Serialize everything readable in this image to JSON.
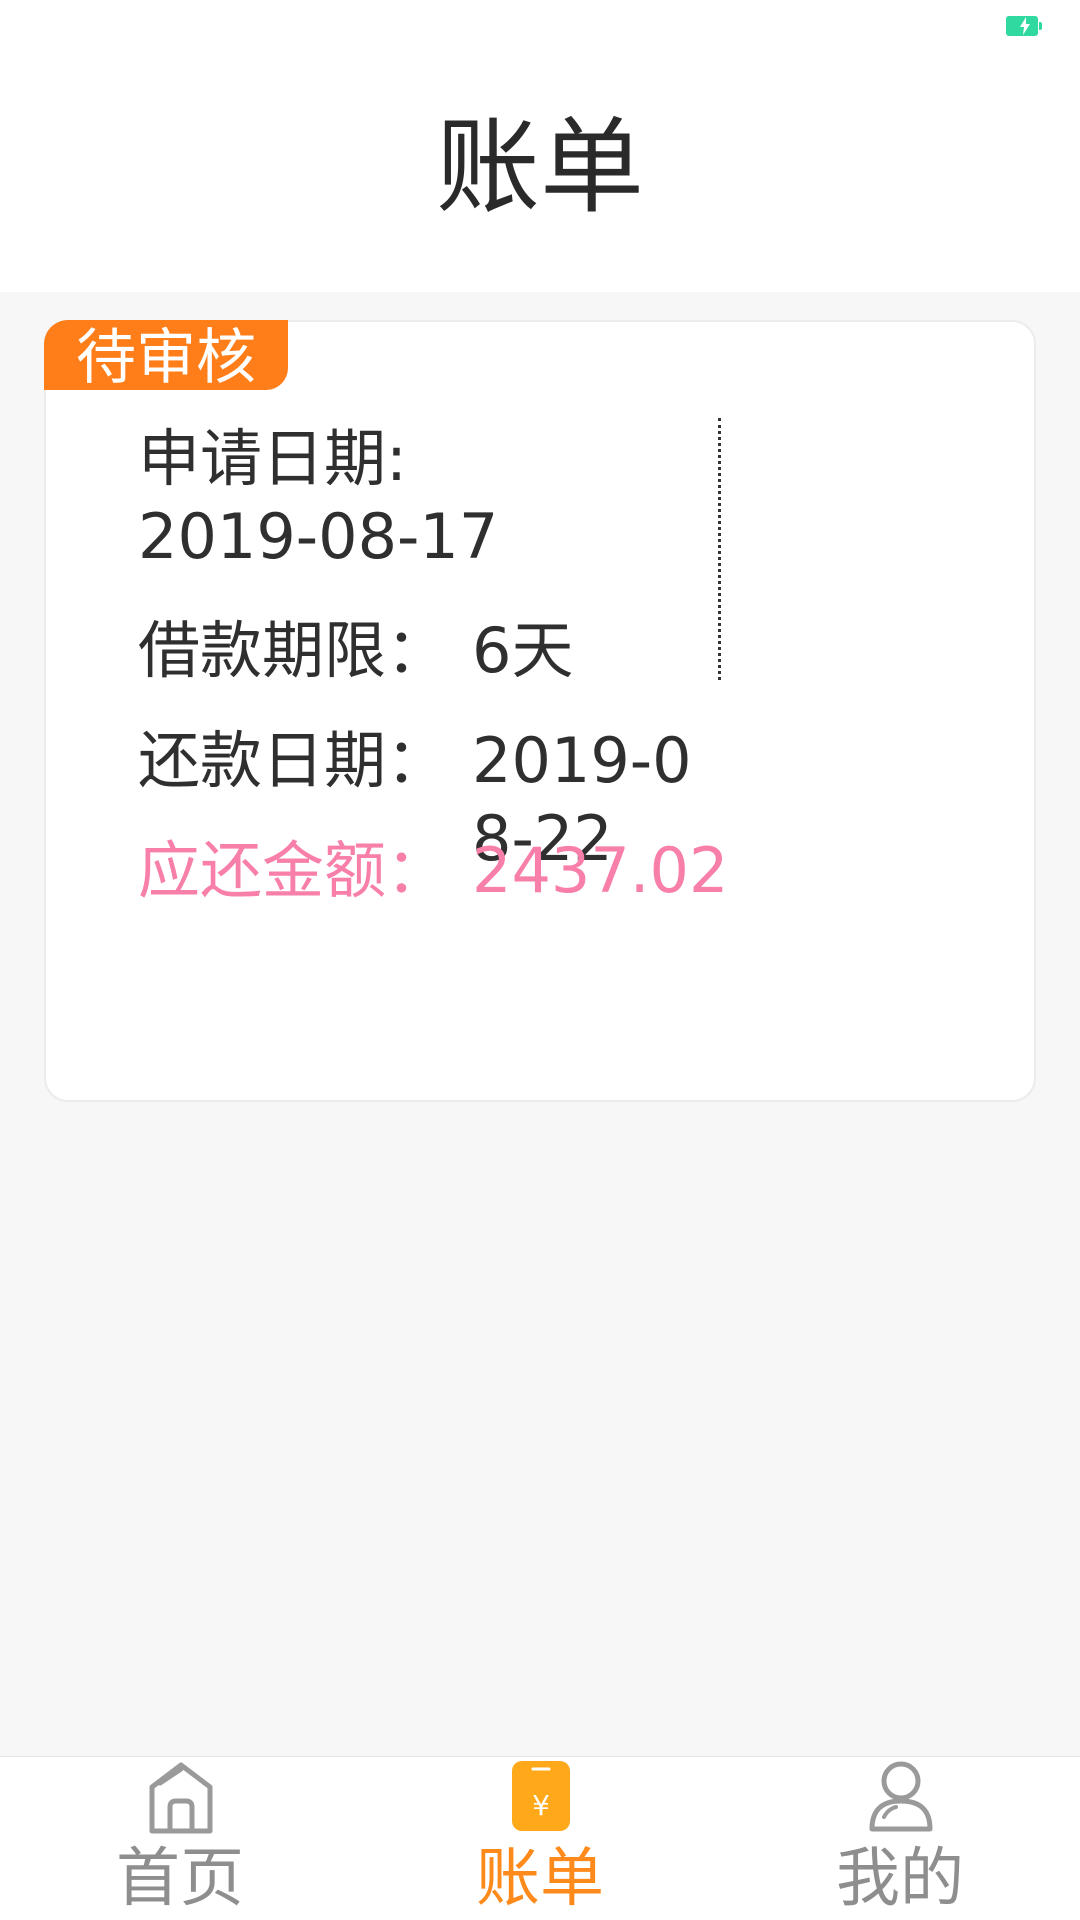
{
  "header": {
    "title": "账单"
  },
  "bill": {
    "status_badge": "待审核",
    "apply_date_label": "申请日期:",
    "apply_date_value": "2019-08-17",
    "term_label": "借款期限：",
    "term_value": "6天",
    "due_date_label": "还款日期：",
    "due_date_value": "2019-08-22",
    "amount_label": "应还金额：",
    "amount_value": "2437.02"
  },
  "tab_bar": {
    "items": [
      {
        "label": "首页",
        "icon": "home-icon",
        "active": false
      },
      {
        "label": "账单",
        "icon": "bill-icon",
        "active": true
      },
      {
        "label": "我的",
        "icon": "user-icon",
        "active": false
      }
    ]
  },
  "colors": {
    "accent": "#ff7e1a",
    "amount": "#f77fa9",
    "battery": "#2fd9a0",
    "inactive_tab": "#8e8e8e"
  }
}
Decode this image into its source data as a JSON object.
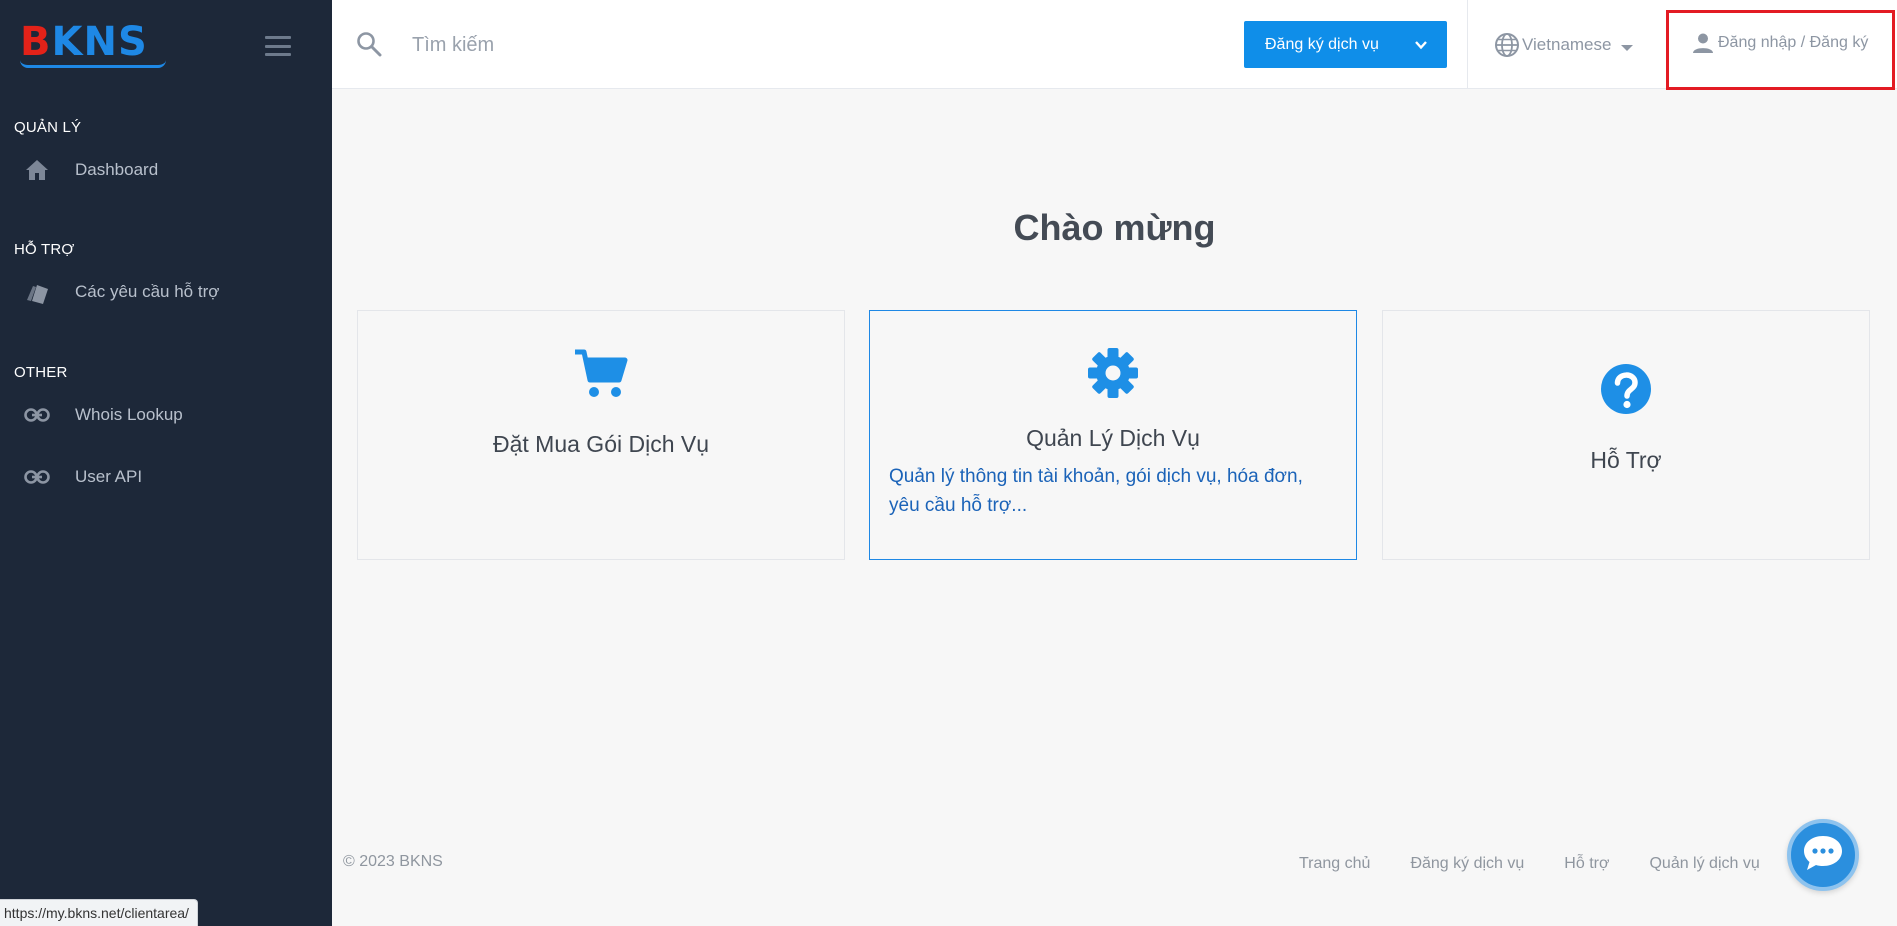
{
  "brand": {
    "logo_b": "B",
    "logo_kns": "KNS"
  },
  "sidebar": {
    "sections": [
      {
        "title": "QUẢN LÝ",
        "items": [
          {
            "label": "Dashboard",
            "icon": "home-icon"
          }
        ]
      },
      {
        "title": "HỖ TRỢ",
        "items": [
          {
            "label": "Các yêu cầu hỗ trợ",
            "icon": "tickets-icon"
          }
        ]
      },
      {
        "title": "OTHER",
        "items": [
          {
            "label": "Whois Lookup",
            "icon": "link-icon"
          },
          {
            "label": "User API",
            "icon": "link-icon"
          }
        ]
      }
    ]
  },
  "header": {
    "search_placeholder": "Tìm kiếm",
    "register_label": "Đăng ký dịch vụ",
    "language": "Vietnamese",
    "login_label": "Đăng nhập / Đăng ký"
  },
  "main": {
    "welcome": "Chào mừng",
    "cards": [
      {
        "title": "Đặt Mua Gói Dịch Vụ",
        "icon": "cart-icon"
      },
      {
        "title": "Quản Lý Dịch Vụ",
        "icon": "gear-icon",
        "description": "Quản lý thông tin tài khoản, gói dịch vụ, hóa đơn, yêu cầu hỗ trợ..."
      },
      {
        "title": "Hỗ Trợ",
        "icon": "help-icon"
      }
    ]
  },
  "footer": {
    "copyright": "© 2023 BKNS",
    "links": [
      "Trang chủ",
      "Đăng ký dịch vụ",
      "Hỗ trợ",
      "Quản lý dịch vụ"
    ]
  },
  "status_bar": {
    "url": "https://my.bkns.net/clientarea/"
  },
  "colors": {
    "accent": "#0f8ee9",
    "sidebar_bg": "#1d2839",
    "highlight_box": "#e31b23",
    "logo_red": "#e32219",
    "logo_blue": "#1e88e5"
  }
}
+--
Give every line above again exactly, with no pictures.

> [Problem solution]:
Serialize everything readable in this image to JSON.
{
  "header": {
    "title": "账单"
  },
  "bill": {
    "status_badge": "待审核",
    "apply_date_label": "申请日期:",
    "apply_date_value": "2019-08-17",
    "term_label": "借款期限：",
    "term_value": "6天",
    "due_date_label": "还款日期：",
    "due_date_value": "2019-08-22",
    "amount_label": "应还金额：",
    "amount_value": "2437.02"
  },
  "tab_bar": {
    "items": [
      {
        "label": "首页",
        "icon": "home-icon",
        "active": false
      },
      {
        "label": "账单",
        "icon": "bill-icon",
        "active": true
      },
      {
        "label": "我的",
        "icon": "user-icon",
        "active": false
      }
    ]
  },
  "colors": {
    "accent": "#ff7e1a",
    "amount": "#f77fa9",
    "battery": "#2fd9a0",
    "inactive_tab": "#8e8e8e"
  }
}
Decode this image into its source data as a JSON object.
{
  "brand": {
    "logo_b": "B",
    "logo_kns": "KNS"
  },
  "sidebar": {
    "sections": [
      {
        "title": "QUẢN LÝ",
        "items": [
          {
            "label": "Dashboard",
            "icon": "home-icon"
          }
        ]
      },
      {
        "title": "HỖ TRỢ",
        "items": [
          {
            "label": "Các yêu cầu hỗ trợ",
            "icon": "tickets-icon"
          }
        ]
      },
      {
        "title": "OTHER",
        "items": [
          {
            "label": "Whois Lookup",
            "icon": "link-icon"
          },
          {
            "label": "User API",
            "icon": "link-icon"
          }
        ]
      }
    ]
  },
  "header": {
    "search_placeholder": "Tìm kiếm",
    "register_label": "Đăng ký dịch vụ",
    "language": "Vietnamese",
    "login_label": "Đăng nhập / Đăng ký"
  },
  "main": {
    "welcome": "Chào mừng",
    "cards": [
      {
        "title": "Đặt Mua Gói Dịch Vụ",
        "icon": "cart-icon"
      },
      {
        "title": "Quản Lý Dịch Vụ",
        "icon": "gear-icon",
        "description": "Quản lý thông tin tài khoản, gói dịch vụ, hóa đơn, yêu cầu hỗ trợ..."
      },
      {
        "title": "Hỗ Trợ",
        "icon": "help-icon"
      }
    ]
  },
  "footer": {
    "copyright": "© 2023 BKNS",
    "links": [
      "Trang chủ",
      "Đăng ký dịch vụ",
      "Hỗ trợ",
      "Quản lý dịch vụ"
    ]
  },
  "status_bar": {
    "url": "https://my.bkns.net/clientarea/"
  },
  "colors": {
    "accent": "#0f8ee9",
    "sidebar_bg": "#1d2839",
    "highlight_box": "#e31b23",
    "logo_red": "#e32219",
    "logo_blue": "#1e88e5"
  }
}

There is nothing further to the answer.